Select all lines with the string "name" in them, and copy those lines.

* START Input data *

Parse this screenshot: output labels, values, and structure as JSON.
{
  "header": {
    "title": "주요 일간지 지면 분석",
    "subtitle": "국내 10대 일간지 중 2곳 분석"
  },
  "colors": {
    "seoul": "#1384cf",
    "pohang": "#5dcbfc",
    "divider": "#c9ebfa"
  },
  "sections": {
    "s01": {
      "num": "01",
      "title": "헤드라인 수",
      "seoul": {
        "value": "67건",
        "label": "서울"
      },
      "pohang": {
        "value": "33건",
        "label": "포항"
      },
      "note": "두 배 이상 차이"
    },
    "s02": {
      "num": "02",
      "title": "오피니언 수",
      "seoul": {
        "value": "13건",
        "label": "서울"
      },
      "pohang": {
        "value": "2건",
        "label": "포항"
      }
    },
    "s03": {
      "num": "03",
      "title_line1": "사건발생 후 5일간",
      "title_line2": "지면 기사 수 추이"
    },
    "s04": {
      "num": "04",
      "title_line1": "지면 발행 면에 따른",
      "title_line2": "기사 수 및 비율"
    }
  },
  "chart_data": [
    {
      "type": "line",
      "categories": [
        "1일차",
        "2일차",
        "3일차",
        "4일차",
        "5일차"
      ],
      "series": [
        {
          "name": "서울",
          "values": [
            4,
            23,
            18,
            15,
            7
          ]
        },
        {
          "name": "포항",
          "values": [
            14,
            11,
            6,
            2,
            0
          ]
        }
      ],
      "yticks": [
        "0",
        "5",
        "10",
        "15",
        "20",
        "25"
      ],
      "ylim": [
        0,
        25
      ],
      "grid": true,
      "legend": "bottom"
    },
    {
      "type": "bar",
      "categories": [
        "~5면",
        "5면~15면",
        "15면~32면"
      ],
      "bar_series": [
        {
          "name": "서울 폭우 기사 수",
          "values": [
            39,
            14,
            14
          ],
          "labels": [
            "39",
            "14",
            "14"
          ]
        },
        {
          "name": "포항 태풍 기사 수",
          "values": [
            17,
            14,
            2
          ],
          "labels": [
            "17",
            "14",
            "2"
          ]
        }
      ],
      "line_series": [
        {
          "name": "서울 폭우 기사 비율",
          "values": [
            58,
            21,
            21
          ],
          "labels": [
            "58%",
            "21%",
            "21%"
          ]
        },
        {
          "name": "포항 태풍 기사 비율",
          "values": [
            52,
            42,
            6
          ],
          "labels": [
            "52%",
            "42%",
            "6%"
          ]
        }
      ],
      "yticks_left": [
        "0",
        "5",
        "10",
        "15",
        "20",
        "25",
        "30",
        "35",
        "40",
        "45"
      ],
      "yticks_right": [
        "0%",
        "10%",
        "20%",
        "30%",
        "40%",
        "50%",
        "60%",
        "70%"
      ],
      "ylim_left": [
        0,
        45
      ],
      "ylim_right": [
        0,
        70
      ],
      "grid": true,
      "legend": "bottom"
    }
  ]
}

* END Input data *

Expected answer:
          "name": "서울",
          "name": "포항",
          "name": "서울 폭우 기사 수",
          "name": "포항 태풍 기사 수",
          "name": "서울 폭우 기사 비율",
          "name": "포항 태풍 기사 비율",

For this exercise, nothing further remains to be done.